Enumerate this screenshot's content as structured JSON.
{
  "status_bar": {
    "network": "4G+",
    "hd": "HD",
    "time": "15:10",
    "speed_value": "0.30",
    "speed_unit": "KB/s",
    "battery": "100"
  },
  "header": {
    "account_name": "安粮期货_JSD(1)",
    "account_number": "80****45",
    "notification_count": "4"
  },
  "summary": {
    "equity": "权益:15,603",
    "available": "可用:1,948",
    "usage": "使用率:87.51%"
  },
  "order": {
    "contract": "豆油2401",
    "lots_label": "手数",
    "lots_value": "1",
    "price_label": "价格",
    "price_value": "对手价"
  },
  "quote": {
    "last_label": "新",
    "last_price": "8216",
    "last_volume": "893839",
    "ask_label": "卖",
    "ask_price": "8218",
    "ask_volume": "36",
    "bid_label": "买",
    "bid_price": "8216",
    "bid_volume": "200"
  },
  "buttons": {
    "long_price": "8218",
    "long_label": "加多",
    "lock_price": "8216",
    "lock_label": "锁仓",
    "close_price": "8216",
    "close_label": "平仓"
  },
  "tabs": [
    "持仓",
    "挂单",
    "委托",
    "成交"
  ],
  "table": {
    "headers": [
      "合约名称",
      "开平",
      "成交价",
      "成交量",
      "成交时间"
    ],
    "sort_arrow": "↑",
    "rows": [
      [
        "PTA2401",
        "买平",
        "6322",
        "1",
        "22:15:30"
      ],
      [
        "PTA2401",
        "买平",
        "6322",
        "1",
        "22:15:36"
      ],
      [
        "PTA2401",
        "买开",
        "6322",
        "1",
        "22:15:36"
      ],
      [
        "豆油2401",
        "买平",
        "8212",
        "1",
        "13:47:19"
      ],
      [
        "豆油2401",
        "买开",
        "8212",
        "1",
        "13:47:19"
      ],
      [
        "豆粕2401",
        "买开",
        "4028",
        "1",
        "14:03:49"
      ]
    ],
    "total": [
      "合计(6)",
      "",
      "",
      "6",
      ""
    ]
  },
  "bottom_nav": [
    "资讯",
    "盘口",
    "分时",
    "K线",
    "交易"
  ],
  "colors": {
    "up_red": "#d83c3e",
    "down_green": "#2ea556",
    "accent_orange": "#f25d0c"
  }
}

» To be done:
Produce an exact copy of every entry above.

» Answer to the task:
Enumerate this screenshot's content as structured JSON.
{
  "status_bar": {
    "network": "4G+",
    "hd": "HD",
    "time": "15:10",
    "speed_value": "0.30",
    "speed_unit": "KB/s",
    "battery": "100"
  },
  "header": {
    "account_name": "安粮期货_JSD(1)",
    "account_number": "80****45",
    "notification_count": "4"
  },
  "summary": {
    "equity": "权益:15,603",
    "available": "可用:1,948",
    "usage": "使用率:87.51%"
  },
  "order": {
    "contract": "豆油2401",
    "lots_label": "手数",
    "lots_value": "1",
    "price_label": "价格",
    "price_value": "对手价"
  },
  "quote": {
    "last_label": "新",
    "last_price": "8216",
    "last_volume": "893839",
    "ask_label": "卖",
    "ask_price": "8218",
    "ask_volume": "36",
    "bid_label": "买",
    "bid_price": "8216",
    "bid_volume": "200"
  },
  "buttons": {
    "long_price": "8218",
    "long_label": "加多",
    "lock_price": "8216",
    "lock_label": "锁仓",
    "close_price": "8216",
    "close_label": "平仓"
  },
  "tabs": [
    "持仓",
    "挂单",
    "委托",
    "成交"
  ],
  "table": {
    "headers": [
      "合约名称",
      "开平",
      "成交价",
      "成交量",
      "成交时间"
    ],
    "sort_arrow": "↑",
    "rows": [
      [
        "PTA2401",
        "买平",
        "6322",
        "1",
        "22:15:30"
      ],
      [
        "PTA2401",
        "买平",
        "6322",
        "1",
        "22:15:36"
      ],
      [
        "PTA2401",
        "买开",
        "6322",
        "1",
        "22:15:36"
      ],
      [
        "豆油2401",
        "买平",
        "8212",
        "1",
        "13:47:19"
      ],
      [
        "豆油2401",
        "买开",
        "8212",
        "1",
        "13:47:19"
      ],
      [
        "豆粕2401",
        "买开",
        "4028",
        "1",
        "14:03:49"
      ]
    ],
    "total": [
      "合计(6)",
      "",
      "",
      "6",
      ""
    ]
  },
  "bottom_nav": [
    "资讯",
    "盘口",
    "分时",
    "K线",
    "交易"
  ],
  "colors": {
    "up_red": "#d83c3e",
    "down_green": "#2ea556",
    "accent_orange": "#f25d0c"
  }
}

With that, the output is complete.